### Stated exercise
Count lines, not occurrences: report how many lines in the records hold the string "方向向右", and nothing else.

=== Dataset rows ===

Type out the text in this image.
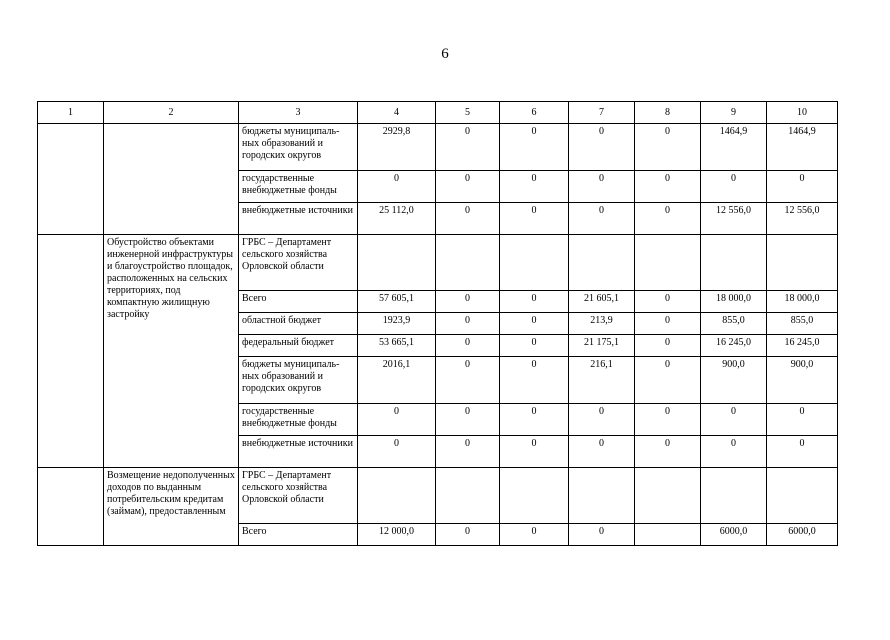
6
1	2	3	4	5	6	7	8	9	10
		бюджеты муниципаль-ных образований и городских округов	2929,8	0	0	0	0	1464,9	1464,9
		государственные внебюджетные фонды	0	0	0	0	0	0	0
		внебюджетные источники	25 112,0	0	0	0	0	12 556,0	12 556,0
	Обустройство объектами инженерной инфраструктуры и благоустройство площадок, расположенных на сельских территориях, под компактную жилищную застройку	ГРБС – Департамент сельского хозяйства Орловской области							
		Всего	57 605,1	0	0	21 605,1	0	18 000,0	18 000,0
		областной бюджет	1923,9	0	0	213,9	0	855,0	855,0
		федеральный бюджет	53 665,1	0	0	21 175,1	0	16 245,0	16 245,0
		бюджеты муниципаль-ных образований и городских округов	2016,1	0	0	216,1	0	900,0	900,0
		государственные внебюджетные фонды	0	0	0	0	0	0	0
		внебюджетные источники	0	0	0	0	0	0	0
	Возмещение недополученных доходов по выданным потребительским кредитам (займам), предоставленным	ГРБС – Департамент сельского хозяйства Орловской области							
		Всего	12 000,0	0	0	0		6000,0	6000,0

===
=== Dataset rows ===

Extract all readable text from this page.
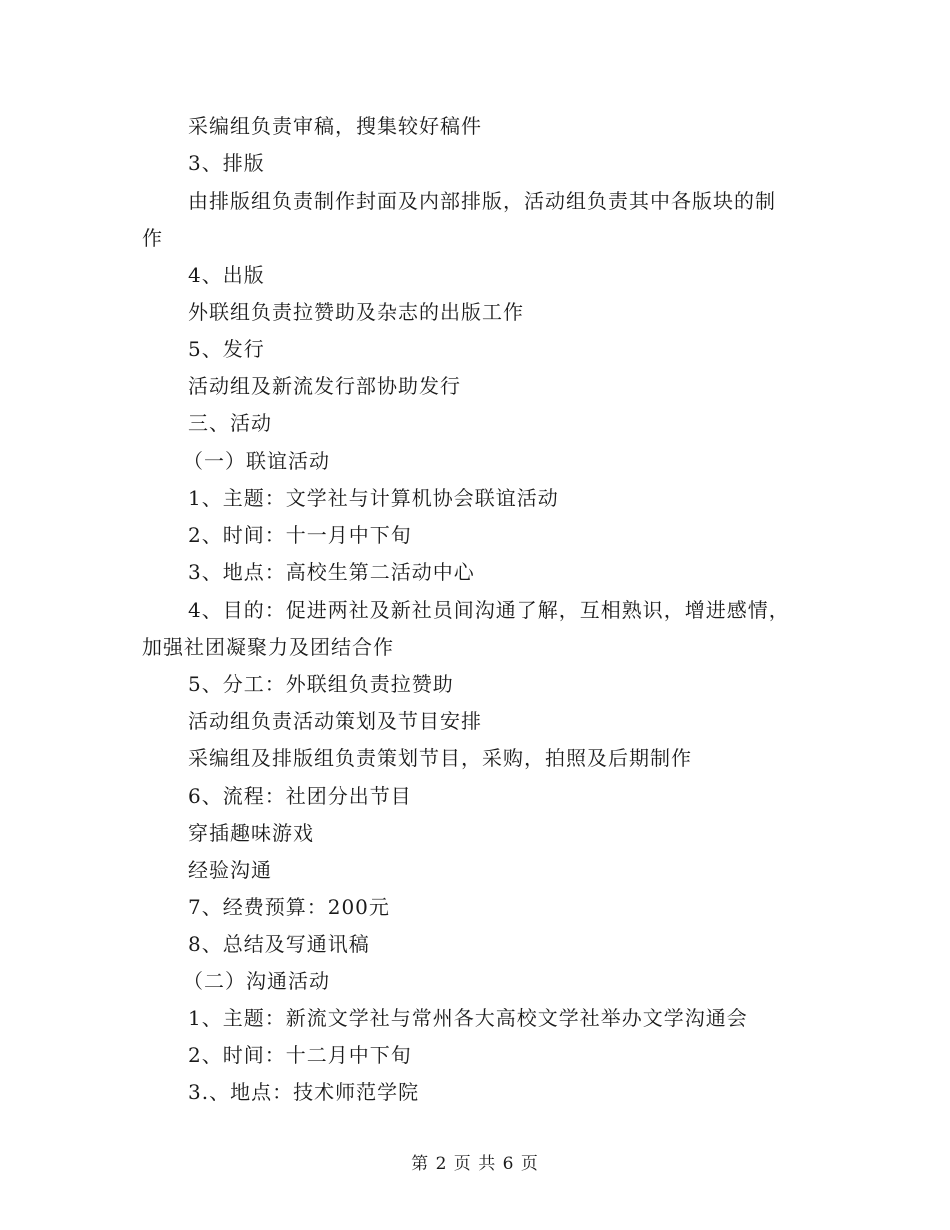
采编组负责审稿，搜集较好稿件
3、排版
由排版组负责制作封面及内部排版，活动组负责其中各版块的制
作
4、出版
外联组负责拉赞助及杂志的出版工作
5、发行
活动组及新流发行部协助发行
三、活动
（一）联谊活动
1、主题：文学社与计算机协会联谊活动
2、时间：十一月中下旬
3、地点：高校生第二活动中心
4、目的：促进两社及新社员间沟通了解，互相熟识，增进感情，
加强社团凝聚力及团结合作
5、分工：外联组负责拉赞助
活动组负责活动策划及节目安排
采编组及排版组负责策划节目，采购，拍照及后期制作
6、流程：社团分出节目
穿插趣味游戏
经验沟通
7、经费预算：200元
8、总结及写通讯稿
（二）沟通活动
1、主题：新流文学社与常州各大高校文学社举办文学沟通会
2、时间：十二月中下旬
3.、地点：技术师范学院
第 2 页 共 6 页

===
=== Dataset rows ===

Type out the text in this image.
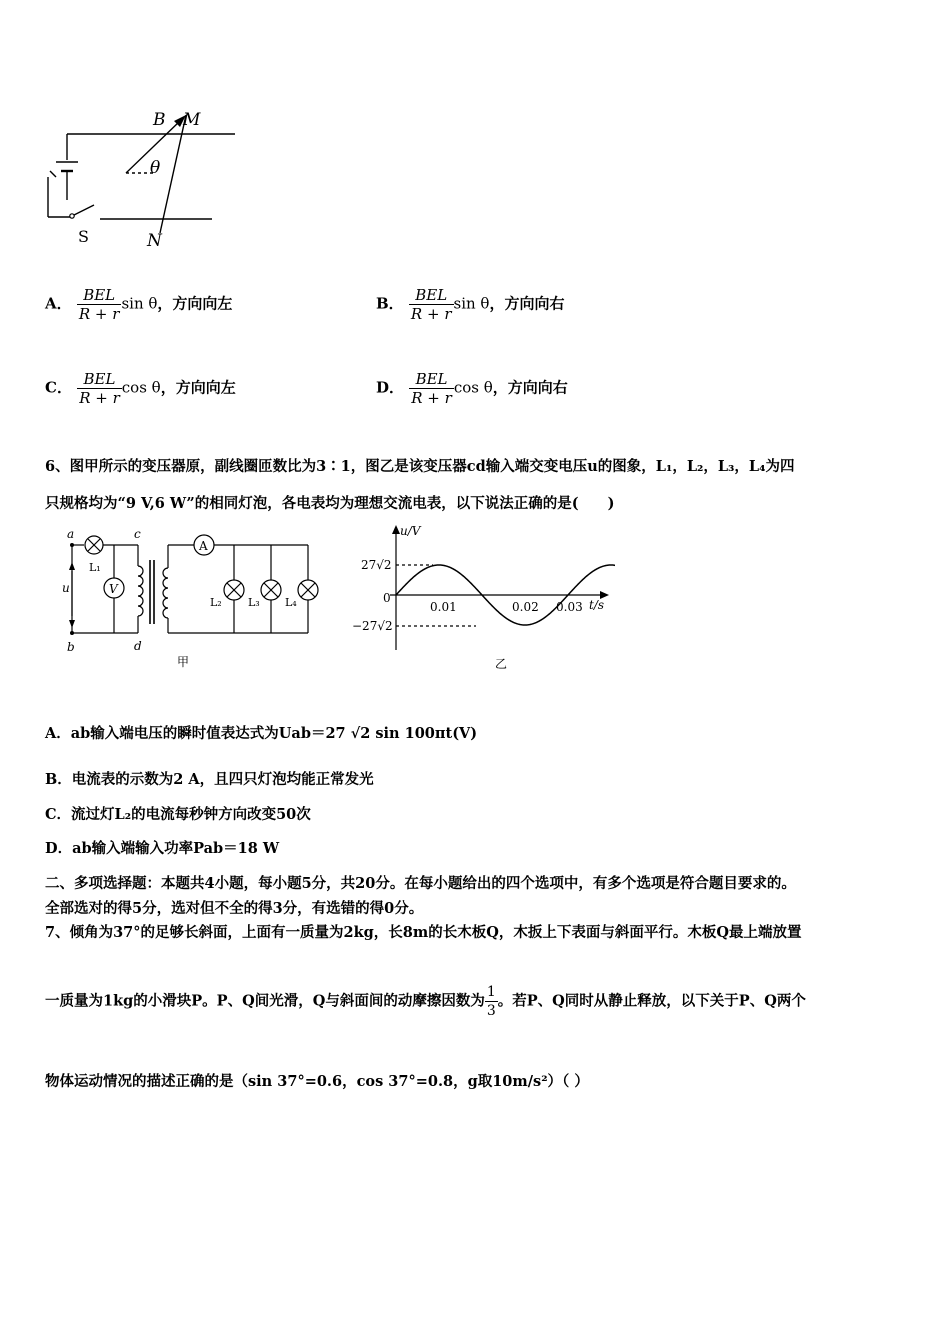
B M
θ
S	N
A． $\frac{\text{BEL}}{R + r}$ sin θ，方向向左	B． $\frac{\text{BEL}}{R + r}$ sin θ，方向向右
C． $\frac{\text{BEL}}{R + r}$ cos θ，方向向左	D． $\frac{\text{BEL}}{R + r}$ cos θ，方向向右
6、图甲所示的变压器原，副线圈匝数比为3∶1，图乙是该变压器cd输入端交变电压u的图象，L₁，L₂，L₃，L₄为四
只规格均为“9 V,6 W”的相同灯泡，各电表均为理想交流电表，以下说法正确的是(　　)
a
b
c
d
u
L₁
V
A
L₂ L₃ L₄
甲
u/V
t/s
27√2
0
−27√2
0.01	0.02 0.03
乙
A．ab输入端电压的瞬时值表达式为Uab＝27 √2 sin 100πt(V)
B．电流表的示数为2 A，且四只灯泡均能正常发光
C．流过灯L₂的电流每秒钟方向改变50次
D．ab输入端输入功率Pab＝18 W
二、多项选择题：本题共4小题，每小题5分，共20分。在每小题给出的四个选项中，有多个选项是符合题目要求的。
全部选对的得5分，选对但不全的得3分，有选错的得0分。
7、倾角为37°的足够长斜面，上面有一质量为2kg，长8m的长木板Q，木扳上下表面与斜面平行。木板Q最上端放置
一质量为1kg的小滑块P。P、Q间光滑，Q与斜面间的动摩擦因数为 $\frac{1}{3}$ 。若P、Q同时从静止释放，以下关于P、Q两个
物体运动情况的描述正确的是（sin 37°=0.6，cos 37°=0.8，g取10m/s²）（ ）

===

### Completed exercise
2